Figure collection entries
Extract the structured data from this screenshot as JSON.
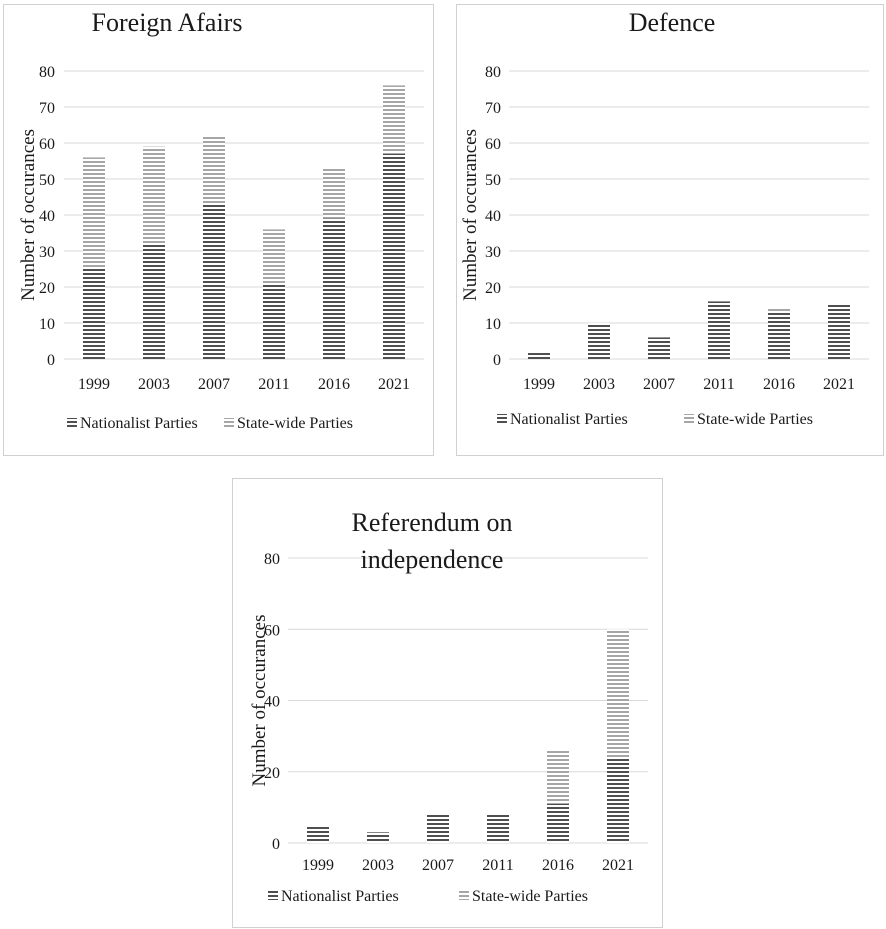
{
  "colors": {
    "nationalist": "#4f4f4f",
    "statewide": "#a6a6a6",
    "grid": "#d9d9d9"
  },
  "chart_data": [
    {
      "type": "bar",
      "stacked": true,
      "title": "Foreign Afairs",
      "xlabel": "",
      "ylabel": "Number of occurances",
      "categories": [
        "1999",
        "2003",
        "2007",
        "2011",
        "2016",
        "2021"
      ],
      "yticks": [
        "0",
        "10",
        "20",
        "30",
        "40",
        "50",
        "60",
        "70",
        "80"
      ],
      "ylim": [
        0,
        80
      ],
      "grid": true,
      "legend": "bottom",
      "series": [
        {
          "name": "Nationalist Parties",
          "values": [
            25,
            32,
            43,
            21,
            39,
            57
          ]
        },
        {
          "name": "State-wide Parties",
          "values": [
            31,
            27,
            19,
            15,
            14,
            19
          ]
        }
      ]
    },
    {
      "type": "bar",
      "stacked": true,
      "title": "Defence",
      "xlabel": "",
      "ylabel": "Number of occurances",
      "categories": [
        "1999",
        "2003",
        "2007",
        "2011",
        "2016",
        "2021"
      ],
      "yticks": [
        "0",
        "10",
        "20",
        "30",
        "40",
        "50",
        "60",
        "70",
        "80"
      ],
      "ylim": [
        0,
        80
      ],
      "grid": true,
      "legend": "bottom",
      "series": [
        {
          "name": "Nationalist Parties",
          "values": [
            2,
            10,
            6,
            16,
            13,
            15
          ]
        },
        {
          "name": "State-wide Parties",
          "values": [
            0,
            0,
            0,
            0,
            1,
            0
          ]
        }
      ]
    },
    {
      "type": "bar",
      "stacked": true,
      "title": "Referendum on independence",
      "xlabel": "",
      "ylabel": "Number of occurances",
      "categories": [
        "1999",
        "2003",
        "2007",
        "2011",
        "2016",
        "2021"
      ],
      "yticks": [
        "0",
        "",
        "20",
        "",
        "40",
        "",
        "60",
        "",
        "80"
      ],
      "ylim": [
        0,
        80
      ],
      "grid": true,
      "legend": "bottom",
      "series": [
        {
          "name": "Nationalist Parties",
          "values": [
            5,
            3,
            8,
            8,
            11,
            24
          ]
        },
        {
          "name": "State-wide Parties",
          "values": [
            0,
            0,
            0,
            0,
            15,
            36
          ]
        }
      ]
    }
  ]
}
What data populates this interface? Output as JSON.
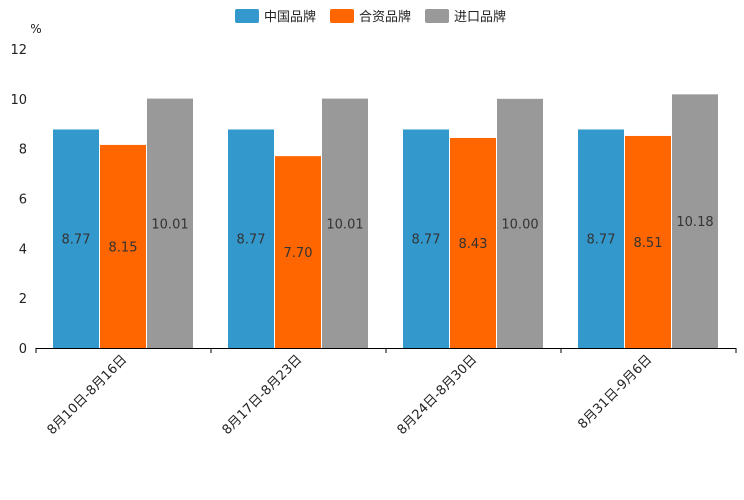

Short problem - Copy the material above in full and exactly, skipping pictures.

Answer below -
Extract the structured data from this screenshot as JSON.
{
  "colors": {
    "nationalist": "#4f4f4f",
    "statewide": "#a6a6a6",
    "grid": "#d9d9d9"
  },
  "chart_data": [
    {
      "type": "bar",
      "stacked": true,
      "title": "Foreign Afairs",
      "xlabel": "",
      "ylabel": "Number of occurances",
      "categories": [
        "1999",
        "2003",
        "2007",
        "2011",
        "2016",
        "2021"
      ],
      "yticks": [
        "0",
        "10",
        "20",
        "30",
        "40",
        "50",
        "60",
        "70",
        "80"
      ],
      "ylim": [
        0,
        80
      ],
      "grid": true,
      "legend": "bottom",
      "series": [
        {
          "name": "Nationalist Parties",
          "values": [
            25,
            32,
            43,
            21,
            39,
            57
          ]
        },
        {
          "name": "State-wide Parties",
          "values": [
            31,
            27,
            19,
            15,
            14,
            19
          ]
        }
      ]
    },
    {
      "type": "bar",
      "stacked": true,
      "title": "Defence",
      "xlabel": "",
      "ylabel": "Number of occurances",
      "categories": [
        "1999",
        "2003",
        "2007",
        "2011",
        "2016",
        "2021"
      ],
      "yticks": [
        "0",
        "10",
        "20",
        "30",
        "40",
        "50",
        "60",
        "70",
        "80"
      ],
      "ylim": [
        0,
        80
      ],
      "grid": true,
      "legend": "bottom",
      "series": [
        {
          "name": "Nationalist Parties",
          "values": [
            2,
            10,
            6,
            16,
            13,
            15
          ]
        },
        {
          "name": "State-wide Parties",
          "values": [
            0,
            0,
            0,
            0,
            1,
            0
          ]
        }
      ]
    },
    {
      "type": "bar",
      "stacked": true,
      "title": "Referendum on independence",
      "xlabel": "",
      "ylabel": "Number of occurances",
      "categories": [
        "1999",
        "2003",
        "2007",
        "2011",
        "2016",
        "2021"
      ],
      "yticks": [
        "0",
        "",
        "20",
        "",
        "40",
        "",
        "60",
        "",
        "80"
      ],
      "ylim": [
        0,
        80
      ],
      "grid": true,
      "legend": "bottom",
      "series": [
        {
          "name": "Nationalist Parties",
          "values": [
            5,
            3,
            8,
            8,
            11,
            24
          ]
        },
        {
          "name": "State-wide Parties",
          "values": [
            0,
            0,
            0,
            0,
            15,
            36
          ]
        }
      ]
    }
  ]
}
What data populates this interface? Output as JSON.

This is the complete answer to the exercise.